YOUR OBJECTIVE:
Go through the listing and set it down exactly, leaving out its pictures.

EXERCISE MATERIAL:

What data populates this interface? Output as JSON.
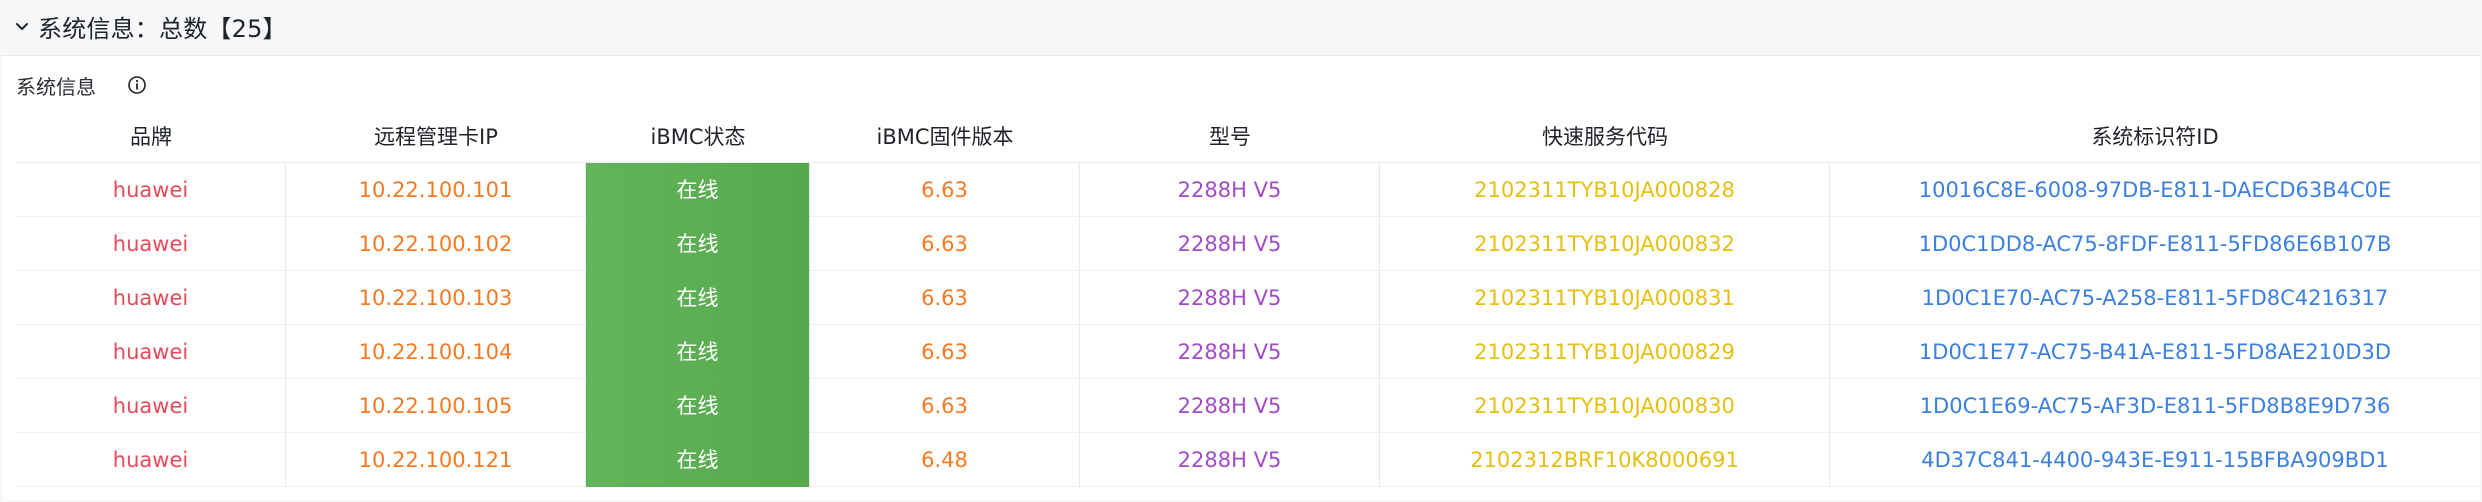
{
  "section": {
    "title": "系统信息：总数【25】"
  },
  "panel": {
    "title": "系统信息"
  },
  "colors": {
    "brand": "#e64a5a",
    "ip": "#f57a22",
    "status_bg": "#5aad52",
    "firmware": "#f57a22",
    "model": "#a24bc8",
    "service_code": "#e6bf12",
    "system_id": "#3b7fe0"
  },
  "table": {
    "columns": [
      "品牌",
      "远程管理卡IP",
      "iBMC状态",
      "iBMC固件版本",
      "型号",
      "快速服务代码",
      "系统标识符ID"
    ],
    "rows": [
      {
        "brand": "huawei",
        "ip": "10.22.100.101",
        "status": "在线",
        "firmware": "6.63",
        "model": "2288H V5",
        "service_code": "2102311TYB10JA000828",
        "system_id": "10016C8E-6008-97DB-E811-DAECD63B4C0E"
      },
      {
        "brand": "huawei",
        "ip": "10.22.100.102",
        "status": "在线",
        "firmware": "6.63",
        "model": "2288H V5",
        "service_code": "2102311TYB10JA000832",
        "system_id": "1D0C1DD8-AC75-8FDF-E811-5FD86E6B107B"
      },
      {
        "brand": "huawei",
        "ip": "10.22.100.103",
        "status": "在线",
        "firmware": "6.63",
        "model": "2288H V5",
        "service_code": "2102311TYB10JA000831",
        "system_id": "1D0C1E70-AC75-A258-E811-5FD8C4216317"
      },
      {
        "brand": "huawei",
        "ip": "10.22.100.104",
        "status": "在线",
        "firmware": "6.63",
        "model": "2288H V5",
        "service_code": "2102311TYB10JA000829",
        "system_id": "1D0C1E77-AC75-B41A-E811-5FD8AE210D3D"
      },
      {
        "brand": "huawei",
        "ip": "10.22.100.105",
        "status": "在线",
        "firmware": "6.63",
        "model": "2288H V5",
        "service_code": "2102311TYB10JA000830",
        "system_id": "1D0C1E69-AC75-AF3D-E811-5FD8B8E9D736"
      },
      {
        "brand": "huawei",
        "ip": "10.22.100.121",
        "status": "在线",
        "firmware": "6.48",
        "model": "2288H V5",
        "service_code": "2102312BRF10K8000691",
        "system_id": "4D37C841-4400-943E-E911-15BFBA909BD1"
      }
    ]
  }
}
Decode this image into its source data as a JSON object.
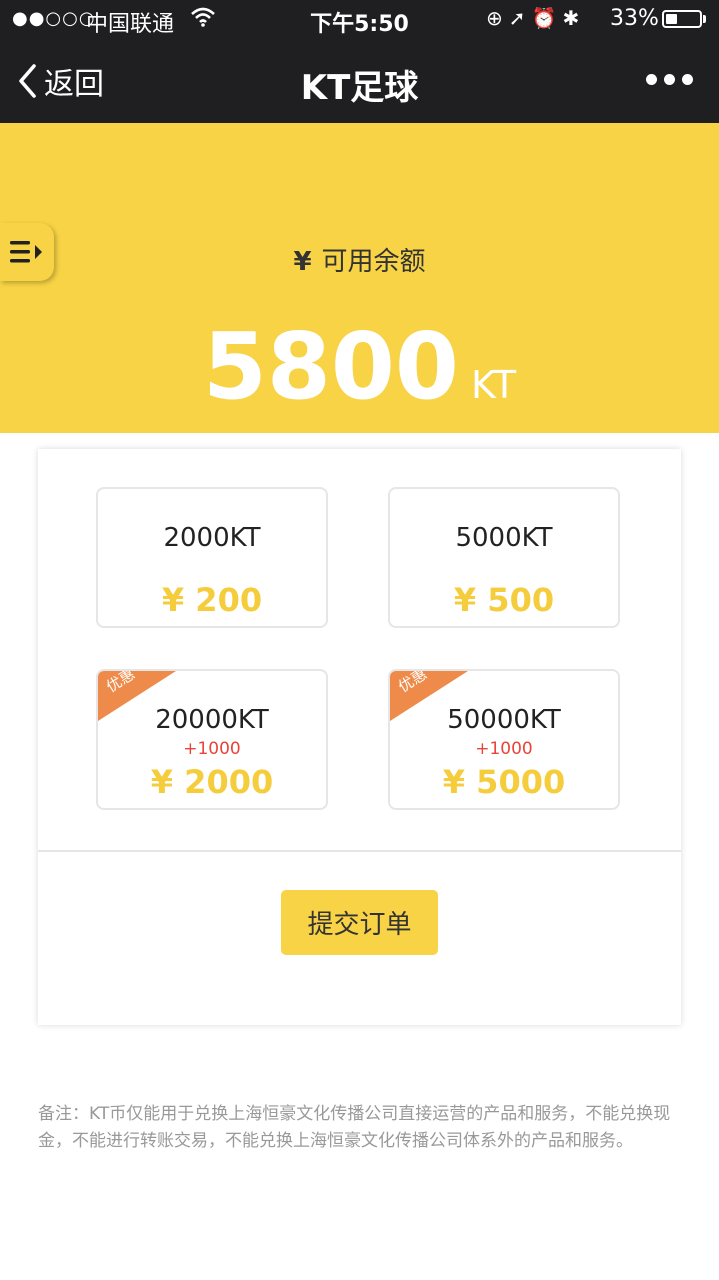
{
  "status_bar": {
    "signal": "●●○○○",
    "carrier": "中国联通",
    "time": "下午5:50",
    "battery_percent": "33%",
    "battery_level": 0.33,
    "icons": [
      "wifi-icon",
      "orientation-lock-icon",
      "location-arrow-icon",
      "alarm-icon",
      "bluetooth-icon",
      "battery-icon"
    ]
  },
  "nav": {
    "back_label": "返回",
    "title": "KT足球",
    "more_icon": "ellipsis-icon"
  },
  "hero": {
    "currency_symbol": "¥",
    "balance_label": "可用余额",
    "balance_value": "5800",
    "balance_unit": "KT",
    "background_color": "#f7d345"
  },
  "options": [
    {
      "amount": "2000KT",
      "price": "¥ 200",
      "bonus": "",
      "badge": ""
    },
    {
      "amount": "5000KT",
      "price": "¥ 500",
      "bonus": "",
      "badge": ""
    },
    {
      "amount": "20000KT",
      "price": "¥ 2000",
      "bonus": "+1000",
      "badge": "优惠"
    },
    {
      "amount": "50000KT",
      "price": "¥ 5000",
      "bonus": "+1000",
      "badge": "优惠"
    }
  ],
  "submit": {
    "label": "提交订单"
  },
  "note": "备注：KT币仅能用于兑换上海恒豪文化传播公司直接运营的产品和服务，不能兑换现金，不能进行转账交易，不能兑换上海恒豪文化传播公司体系外的产品和服务。",
  "colors": {
    "accent_yellow": "#f7d345",
    "price_yellow": "#f5cd3c",
    "badge_orange": "#ef8b4a",
    "bonus_red": "#e8443a",
    "nav_dark": "#1f1f21"
  }
}
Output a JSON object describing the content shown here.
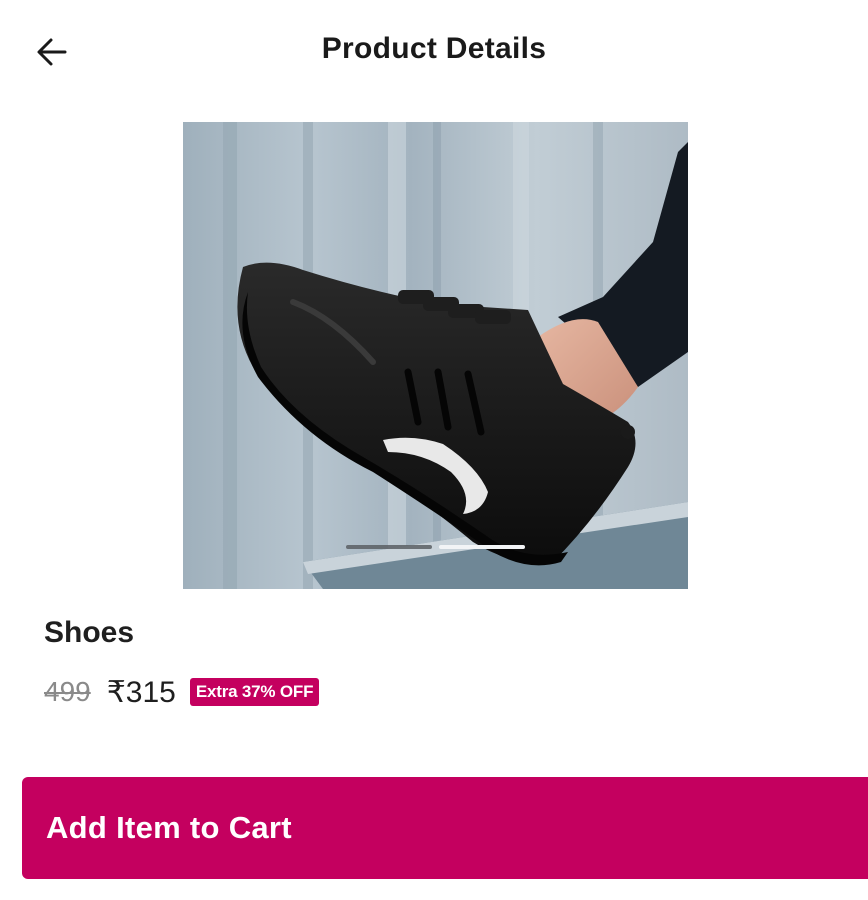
{
  "header": {
    "title": "Product Details",
    "back_icon": "arrow-left-icon"
  },
  "carousel": {
    "image_label": "black sneaker on foot against grey wall",
    "slide_count": 2,
    "active_slide": 2
  },
  "product": {
    "name": "Shoes",
    "original_price": "499",
    "price": "₹315",
    "discount_badge": "Extra 37% OFF"
  },
  "cta": {
    "label": "Add Item to Cart"
  },
  "colors": {
    "accent": "#c4005f",
    "text": "#1a1a1a",
    "muted": "#8a8a8a"
  }
}
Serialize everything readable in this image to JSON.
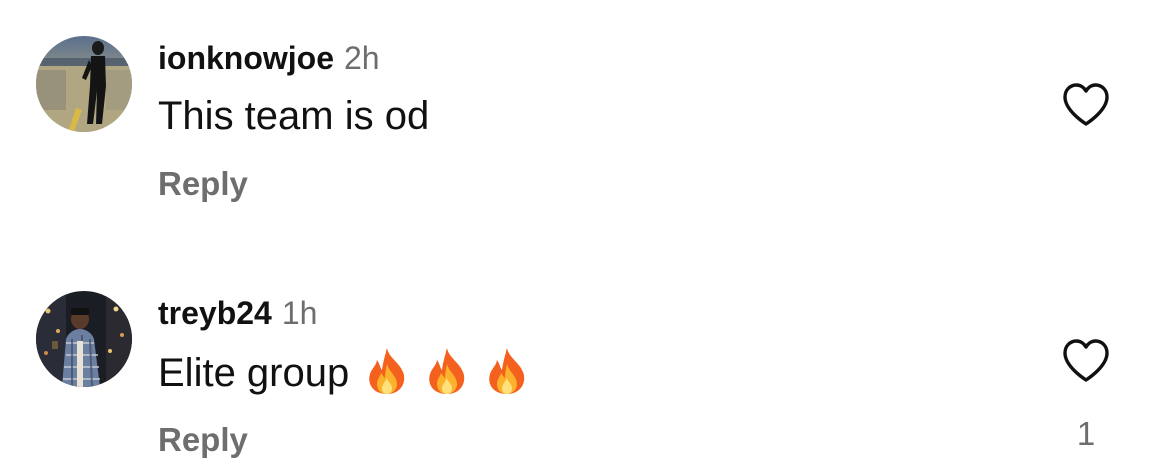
{
  "comments": [
    {
      "username": "ionknowjoe",
      "time": "2h",
      "text": "This team is od",
      "emojis": [],
      "reply_label": "Reply",
      "like_icon": "heart-outline-icon",
      "like_count": ""
    },
    {
      "username": "treyb24",
      "time": "1h",
      "text": "Elite group",
      "emojis": [
        "fire-emoji",
        "fire-emoji",
        "fire-emoji"
      ],
      "reply_label": "Reply",
      "like_icon": "heart-outline-icon",
      "like_count": "1"
    }
  ],
  "colors": {
    "primary_text": "#111111",
    "secondary_text": "#6e6e6e",
    "background": "#ffffff"
  }
}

FINISHED ANSWER:
What data populates this interface? Output as JSON.
{
  "section": {
    "title": "系统信息：总数【25】"
  },
  "panel": {
    "title": "系统信息"
  },
  "colors": {
    "brand": "#e64a5a",
    "ip": "#f57a22",
    "status_bg": "#5aad52",
    "firmware": "#f57a22",
    "model": "#a24bc8",
    "service_code": "#e6bf12",
    "system_id": "#3b7fe0"
  },
  "table": {
    "columns": [
      "品牌",
      "远程管理卡IP",
      "iBMC状态",
      "iBMC固件版本",
      "型号",
      "快速服务代码",
      "系统标识符ID"
    ],
    "rows": [
      {
        "brand": "huawei",
        "ip": "10.22.100.101",
        "status": "在线",
        "firmware": "6.63",
        "model": "2288H V5",
        "service_code": "2102311TYB10JA000828",
        "system_id": "10016C8E-6008-97DB-E811-DAECD63B4C0E"
      },
      {
        "brand": "huawei",
        "ip": "10.22.100.102",
        "status": "在线",
        "firmware": "6.63",
        "model": "2288H V5",
        "service_code": "2102311TYB10JA000832",
        "system_id": "1D0C1DD8-AC75-8FDF-E811-5FD86E6B107B"
      },
      {
        "brand": "huawei",
        "ip": "10.22.100.103",
        "status": "在线",
        "firmware": "6.63",
        "model": "2288H V5",
        "service_code": "2102311TYB10JA000831",
        "system_id": "1D0C1E70-AC75-A258-E811-5FD8C4216317"
      },
      {
        "brand": "huawei",
        "ip": "10.22.100.104",
        "status": "在线",
        "firmware": "6.63",
        "model": "2288H V5",
        "service_code": "2102311TYB10JA000829",
        "system_id": "1D0C1E77-AC75-B41A-E811-5FD8AE210D3D"
      },
      {
        "brand": "huawei",
        "ip": "10.22.100.105",
        "status": "在线",
        "firmware": "6.63",
        "model": "2288H V5",
        "service_code": "2102311TYB10JA000830",
        "system_id": "1D0C1E69-AC75-AF3D-E811-5FD8B8E9D736"
      },
      {
        "brand": "huawei",
        "ip": "10.22.100.121",
        "status": "在线",
        "firmware": "6.48",
        "model": "2288H V5",
        "service_code": "2102312BRF10K8000691",
        "system_id": "4D37C841-4400-943E-E911-15BFBA909BD1"
      }
    ]
  }
}
Decode this image into its source data as a JSON object.
{
  "status_bar": {
    "signal": "●●○○○",
    "carrier": "中国联通",
    "time": "下午5:50",
    "battery_percent": "33%",
    "battery_level": 0.33,
    "icons": [
      "wifi-icon",
      "orientation-lock-icon",
      "location-arrow-icon",
      "alarm-icon",
      "bluetooth-icon",
      "battery-icon"
    ]
  },
  "nav": {
    "back_label": "返回",
    "title": "KT足球",
    "more_icon": "ellipsis-icon"
  },
  "hero": {
    "currency_symbol": "¥",
    "balance_label": "可用余额",
    "balance_value": "5800",
    "balance_unit": "KT",
    "background_color": "#f7d345"
  },
  "options": [
    {
      "amount": "2000KT",
      "price": "¥ 200",
      "bonus": "",
      "badge": ""
    },
    {
      "amount": "5000KT",
      "price": "¥ 500",
      "bonus": "",
      "badge": ""
    },
    {
      "amount": "20000KT",
      "price": "¥ 2000",
      "bonus": "+1000",
      "badge": "优惠"
    },
    {
      "amount": "50000KT",
      "price": "¥ 5000",
      "bonus": "+1000",
      "badge": "优惠"
    }
  ],
  "submit": {
    "label": "提交订单"
  },
  "note": "备注：KT币仅能用于兑换上海恒豪文化传播公司直接运营的产品和服务，不能兑换现金，不能进行转账交易，不能兑换上海恒豪文化传播公司体系外的产品和服务。",
  "colors": {
    "accent_yellow": "#f7d345",
    "price_yellow": "#f5cd3c",
    "badge_orange": "#ef8b4a",
    "bonus_red": "#e8443a",
    "nav_dark": "#1f1f21"
  }
}
Output a JSON object describing the content shown here.
{
  "header": {
    "title": "Product Details",
    "back_icon": "arrow-left-icon"
  },
  "carousel": {
    "image_label": "black sneaker on foot against grey wall",
    "slide_count": 2,
    "active_slide": 2
  },
  "product": {
    "name": "Shoes",
    "original_price": "499",
    "price": "₹315",
    "discount_badge": "Extra 37% OFF"
  },
  "cta": {
    "label": "Add Item to Cart"
  },
  "colors": {
    "accent": "#c4005f",
    "text": "#1a1a1a",
    "muted": "#8a8a8a"
  }
}
Serialize everything readable in this image to JSON.
{
  "comments": [
    {
      "username": "ionknowjoe",
      "time": "2h",
      "text": "This team is od",
      "emojis": [],
      "reply_label": "Reply",
      "like_icon": "heart-outline-icon",
      "like_count": ""
    },
    {
      "username": "treyb24",
      "time": "1h",
      "text": "Elite group",
      "emojis": [
        "fire-emoji",
        "fire-emoji",
        "fire-emoji"
      ],
      "reply_label": "Reply",
      "like_icon": "heart-outline-icon",
      "like_count": "1"
    }
  ],
  "colors": {
    "primary_text": "#111111",
    "secondary_text": "#6e6e6e",
    "background": "#ffffff"
  }
}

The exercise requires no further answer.